• Work to be completed
Copy out every line that contains "nkbihfbeogaeaoehlefnkodbefgpgknn".

• Provided data
········
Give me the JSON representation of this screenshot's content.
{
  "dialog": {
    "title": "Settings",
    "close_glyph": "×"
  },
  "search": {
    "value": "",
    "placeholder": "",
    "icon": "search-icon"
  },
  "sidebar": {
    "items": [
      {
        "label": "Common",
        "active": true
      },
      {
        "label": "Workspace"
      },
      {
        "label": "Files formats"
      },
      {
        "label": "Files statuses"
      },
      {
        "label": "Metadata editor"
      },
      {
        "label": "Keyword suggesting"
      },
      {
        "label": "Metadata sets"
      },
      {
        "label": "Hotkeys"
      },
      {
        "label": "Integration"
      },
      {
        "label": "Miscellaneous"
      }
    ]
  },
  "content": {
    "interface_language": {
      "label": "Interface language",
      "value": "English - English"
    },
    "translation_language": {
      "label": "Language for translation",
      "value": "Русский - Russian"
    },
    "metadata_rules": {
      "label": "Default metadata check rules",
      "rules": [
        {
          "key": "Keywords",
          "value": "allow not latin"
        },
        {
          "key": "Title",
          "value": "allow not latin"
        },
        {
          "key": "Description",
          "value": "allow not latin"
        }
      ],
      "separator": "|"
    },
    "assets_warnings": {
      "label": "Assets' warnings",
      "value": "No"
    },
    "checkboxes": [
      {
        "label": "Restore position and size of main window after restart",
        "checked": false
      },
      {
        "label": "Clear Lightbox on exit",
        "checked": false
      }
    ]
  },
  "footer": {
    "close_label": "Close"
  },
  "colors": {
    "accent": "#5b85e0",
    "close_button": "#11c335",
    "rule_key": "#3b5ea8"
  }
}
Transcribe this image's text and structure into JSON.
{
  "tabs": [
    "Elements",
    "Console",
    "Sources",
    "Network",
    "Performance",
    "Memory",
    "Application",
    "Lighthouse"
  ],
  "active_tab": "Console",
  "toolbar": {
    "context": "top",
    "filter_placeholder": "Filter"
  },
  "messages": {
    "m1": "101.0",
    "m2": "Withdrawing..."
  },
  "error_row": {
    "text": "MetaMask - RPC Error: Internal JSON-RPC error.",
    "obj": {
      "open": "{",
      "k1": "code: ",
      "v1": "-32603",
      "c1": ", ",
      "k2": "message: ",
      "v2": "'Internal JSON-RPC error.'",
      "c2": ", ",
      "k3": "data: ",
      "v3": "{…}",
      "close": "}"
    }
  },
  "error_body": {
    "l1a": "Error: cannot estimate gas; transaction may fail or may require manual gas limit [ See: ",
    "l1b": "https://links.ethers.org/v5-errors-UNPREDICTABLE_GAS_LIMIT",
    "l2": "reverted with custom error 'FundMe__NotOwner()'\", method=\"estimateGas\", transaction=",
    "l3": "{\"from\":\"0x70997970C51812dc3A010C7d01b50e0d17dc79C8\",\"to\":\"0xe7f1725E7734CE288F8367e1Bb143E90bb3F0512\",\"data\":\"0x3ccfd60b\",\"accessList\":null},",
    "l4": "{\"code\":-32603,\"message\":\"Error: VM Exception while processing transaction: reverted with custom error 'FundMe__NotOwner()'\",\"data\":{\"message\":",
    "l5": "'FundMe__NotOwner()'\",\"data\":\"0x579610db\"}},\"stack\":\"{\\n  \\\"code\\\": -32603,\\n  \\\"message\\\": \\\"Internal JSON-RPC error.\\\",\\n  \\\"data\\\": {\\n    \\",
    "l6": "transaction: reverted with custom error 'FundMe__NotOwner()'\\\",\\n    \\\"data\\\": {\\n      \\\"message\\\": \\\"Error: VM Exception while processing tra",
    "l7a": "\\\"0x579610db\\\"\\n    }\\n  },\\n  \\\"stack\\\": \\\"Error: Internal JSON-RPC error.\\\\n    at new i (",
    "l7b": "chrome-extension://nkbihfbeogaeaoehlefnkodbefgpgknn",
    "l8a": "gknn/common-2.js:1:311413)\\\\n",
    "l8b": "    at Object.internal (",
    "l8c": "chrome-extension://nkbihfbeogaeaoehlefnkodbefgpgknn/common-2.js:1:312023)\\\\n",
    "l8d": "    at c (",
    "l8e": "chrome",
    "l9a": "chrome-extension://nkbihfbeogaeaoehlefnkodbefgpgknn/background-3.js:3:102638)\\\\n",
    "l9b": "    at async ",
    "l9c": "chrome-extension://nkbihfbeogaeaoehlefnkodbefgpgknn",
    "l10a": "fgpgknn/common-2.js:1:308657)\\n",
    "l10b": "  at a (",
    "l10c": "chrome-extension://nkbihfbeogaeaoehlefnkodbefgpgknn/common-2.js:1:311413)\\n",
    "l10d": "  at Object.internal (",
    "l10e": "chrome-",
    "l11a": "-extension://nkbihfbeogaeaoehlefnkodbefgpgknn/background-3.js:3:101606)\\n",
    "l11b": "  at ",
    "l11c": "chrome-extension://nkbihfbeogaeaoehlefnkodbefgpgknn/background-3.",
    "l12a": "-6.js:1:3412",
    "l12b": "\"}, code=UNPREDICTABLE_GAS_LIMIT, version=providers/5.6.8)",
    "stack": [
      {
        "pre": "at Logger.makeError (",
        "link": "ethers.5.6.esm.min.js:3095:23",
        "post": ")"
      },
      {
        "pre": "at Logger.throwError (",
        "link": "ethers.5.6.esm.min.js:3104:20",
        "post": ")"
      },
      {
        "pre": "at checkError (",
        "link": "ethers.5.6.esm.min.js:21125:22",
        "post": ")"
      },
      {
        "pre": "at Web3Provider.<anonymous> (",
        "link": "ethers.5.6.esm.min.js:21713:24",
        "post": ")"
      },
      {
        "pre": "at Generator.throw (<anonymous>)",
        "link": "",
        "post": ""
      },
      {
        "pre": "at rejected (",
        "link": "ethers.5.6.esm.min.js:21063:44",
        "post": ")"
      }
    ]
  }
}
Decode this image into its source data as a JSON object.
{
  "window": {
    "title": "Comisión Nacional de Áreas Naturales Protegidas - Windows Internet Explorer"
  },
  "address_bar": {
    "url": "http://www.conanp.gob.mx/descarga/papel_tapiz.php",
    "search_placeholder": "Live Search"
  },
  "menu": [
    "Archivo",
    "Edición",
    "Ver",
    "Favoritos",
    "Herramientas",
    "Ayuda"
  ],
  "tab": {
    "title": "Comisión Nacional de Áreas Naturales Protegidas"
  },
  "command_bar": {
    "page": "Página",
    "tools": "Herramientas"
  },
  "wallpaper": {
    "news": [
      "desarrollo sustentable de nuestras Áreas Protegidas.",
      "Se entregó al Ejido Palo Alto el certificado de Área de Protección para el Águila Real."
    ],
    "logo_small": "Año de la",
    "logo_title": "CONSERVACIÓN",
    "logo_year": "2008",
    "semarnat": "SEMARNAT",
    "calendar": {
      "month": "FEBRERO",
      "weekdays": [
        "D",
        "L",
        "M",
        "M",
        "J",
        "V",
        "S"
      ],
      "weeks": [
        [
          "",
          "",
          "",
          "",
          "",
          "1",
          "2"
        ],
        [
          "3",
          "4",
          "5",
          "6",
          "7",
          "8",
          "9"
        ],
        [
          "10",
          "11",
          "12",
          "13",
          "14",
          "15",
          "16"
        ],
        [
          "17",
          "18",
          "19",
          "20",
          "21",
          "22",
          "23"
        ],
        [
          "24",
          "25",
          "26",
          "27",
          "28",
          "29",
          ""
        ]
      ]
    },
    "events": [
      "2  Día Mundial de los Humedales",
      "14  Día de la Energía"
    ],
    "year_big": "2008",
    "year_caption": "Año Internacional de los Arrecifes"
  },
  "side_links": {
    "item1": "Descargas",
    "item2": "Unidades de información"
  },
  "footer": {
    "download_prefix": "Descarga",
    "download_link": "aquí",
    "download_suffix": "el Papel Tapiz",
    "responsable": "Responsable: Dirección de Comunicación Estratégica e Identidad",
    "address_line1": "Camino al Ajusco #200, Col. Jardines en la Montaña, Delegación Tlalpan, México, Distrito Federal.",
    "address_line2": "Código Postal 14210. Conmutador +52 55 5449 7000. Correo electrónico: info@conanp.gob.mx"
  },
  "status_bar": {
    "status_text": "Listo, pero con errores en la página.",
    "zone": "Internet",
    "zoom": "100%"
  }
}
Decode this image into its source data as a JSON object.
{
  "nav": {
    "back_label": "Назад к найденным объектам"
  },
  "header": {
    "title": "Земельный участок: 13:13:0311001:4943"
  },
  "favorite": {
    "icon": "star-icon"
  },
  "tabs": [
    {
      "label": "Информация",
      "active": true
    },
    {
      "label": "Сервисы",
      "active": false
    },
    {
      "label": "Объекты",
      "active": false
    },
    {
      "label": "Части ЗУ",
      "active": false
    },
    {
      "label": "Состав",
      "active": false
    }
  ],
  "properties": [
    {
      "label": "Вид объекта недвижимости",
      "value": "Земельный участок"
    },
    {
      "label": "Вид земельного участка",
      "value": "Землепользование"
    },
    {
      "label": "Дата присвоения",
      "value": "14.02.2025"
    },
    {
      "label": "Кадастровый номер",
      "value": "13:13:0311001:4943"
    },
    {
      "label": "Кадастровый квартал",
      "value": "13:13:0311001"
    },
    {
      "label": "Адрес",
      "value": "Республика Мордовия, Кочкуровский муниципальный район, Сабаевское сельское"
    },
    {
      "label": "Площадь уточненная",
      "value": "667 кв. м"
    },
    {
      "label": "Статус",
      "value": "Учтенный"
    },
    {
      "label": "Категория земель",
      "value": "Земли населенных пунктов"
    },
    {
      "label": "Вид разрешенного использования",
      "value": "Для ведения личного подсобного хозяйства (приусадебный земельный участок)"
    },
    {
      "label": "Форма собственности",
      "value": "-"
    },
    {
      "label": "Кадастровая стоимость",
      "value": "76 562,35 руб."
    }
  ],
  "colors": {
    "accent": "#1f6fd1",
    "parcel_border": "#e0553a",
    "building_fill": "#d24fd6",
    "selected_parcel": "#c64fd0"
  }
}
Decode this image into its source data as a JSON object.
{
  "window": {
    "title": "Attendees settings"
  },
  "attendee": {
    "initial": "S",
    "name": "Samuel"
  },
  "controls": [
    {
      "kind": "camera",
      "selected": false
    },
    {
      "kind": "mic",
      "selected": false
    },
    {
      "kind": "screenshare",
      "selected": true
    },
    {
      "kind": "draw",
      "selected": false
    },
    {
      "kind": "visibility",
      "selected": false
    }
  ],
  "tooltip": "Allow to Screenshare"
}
········
• Response for this exercise
    "l7b": "chrome-extension://nkbihfbeogaeaoehlefnkodbefgpgknn",
    "l8c": "chrome-extension://nkbihfbeogaeaoehlefnkodbefgpgknn/common-2.js:1:312023)\\\\n",
    "l9a": "chrome-extension://nkbihfbeogaeaoehlefnkodbefgpgknn/background-3.js:3:102638)\\\\n",
    "l9c": "chrome-extension://nkbihfbeogaeaoehlefnkodbefgpgknn",
    "l10c": "chrome-extension://nkbihfbeogaeaoehlefnkodbefgpgknn/common-2.js:1:311413)\\n",
    "l11a": "-extension://nkbihfbeogaeaoehlefnkodbefgpgknn/background-3.js:3:101606)\\n",
    "l11c": "chrome-extension://nkbihfbeogaeaoehlefnkodbefgpgknn/background-3.",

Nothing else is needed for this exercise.